──────── RECORDS SUPPLIED ────────

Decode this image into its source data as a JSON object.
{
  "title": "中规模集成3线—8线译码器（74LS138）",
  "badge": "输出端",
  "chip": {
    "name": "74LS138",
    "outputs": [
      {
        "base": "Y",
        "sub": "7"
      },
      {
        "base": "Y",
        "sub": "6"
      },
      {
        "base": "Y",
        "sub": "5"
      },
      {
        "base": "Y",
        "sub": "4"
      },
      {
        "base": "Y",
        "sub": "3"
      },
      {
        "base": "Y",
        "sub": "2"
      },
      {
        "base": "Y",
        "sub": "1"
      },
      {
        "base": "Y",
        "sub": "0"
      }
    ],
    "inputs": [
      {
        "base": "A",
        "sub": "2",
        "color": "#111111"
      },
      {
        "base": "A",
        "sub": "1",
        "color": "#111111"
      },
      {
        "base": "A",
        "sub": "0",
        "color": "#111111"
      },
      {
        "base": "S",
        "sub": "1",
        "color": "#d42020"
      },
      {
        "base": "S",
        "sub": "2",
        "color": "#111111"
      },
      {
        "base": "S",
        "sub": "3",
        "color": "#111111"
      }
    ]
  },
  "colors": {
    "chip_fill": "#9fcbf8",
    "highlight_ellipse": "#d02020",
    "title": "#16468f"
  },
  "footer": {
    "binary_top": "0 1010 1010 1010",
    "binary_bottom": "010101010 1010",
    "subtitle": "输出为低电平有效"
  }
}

────────

:: REQUIREMENT ::
The entries above must be returned exactly.

:: RESULT FOR THIS EXERCISE ::
Decode this image into its source data as a JSON object.
{
  "title": "中规模集成3线—8线译码器（74LS138）",
  "badge": "输出端",
  "chip": {
    "name": "74LS138",
    "outputs": [
      {
        "base": "Y",
        "sub": "7"
      },
      {
        "base": "Y",
        "sub": "6"
      },
      {
        "base": "Y",
        "sub": "5"
      },
      {
        "base": "Y",
        "sub": "4"
      },
      {
        "base": "Y",
        "sub": "3"
      },
      {
        "base": "Y",
        "sub": "2"
      },
      {
        "base": "Y",
        "sub": "1"
      },
      {
        "base": "Y",
        "sub": "0"
      }
    ],
    "inputs": [
      {
        "base": "A",
        "sub": "2",
        "color": "#111111"
      },
      {
        "base": "A",
        "sub": "1",
        "color": "#111111"
      },
      {
        "base": "A",
        "sub": "0",
        "color": "#111111"
      },
      {
        "base": "S",
        "sub": "1",
        "color": "#d42020"
      },
      {
        "base": "S",
        "sub": "2",
        "color": "#111111"
      },
      {
        "base": "S",
        "sub": "3",
        "color": "#111111"
      }
    ]
  },
  "colors": {
    "chip_fill": "#9fcbf8",
    "highlight_ellipse": "#d02020",
    "title": "#16468f"
  },
  "footer": {
    "binary_top": "0 1010 1010 1010",
    "binary_bottom": "010101010 1010",
    "subtitle": "输出为低电平有效"
  }
}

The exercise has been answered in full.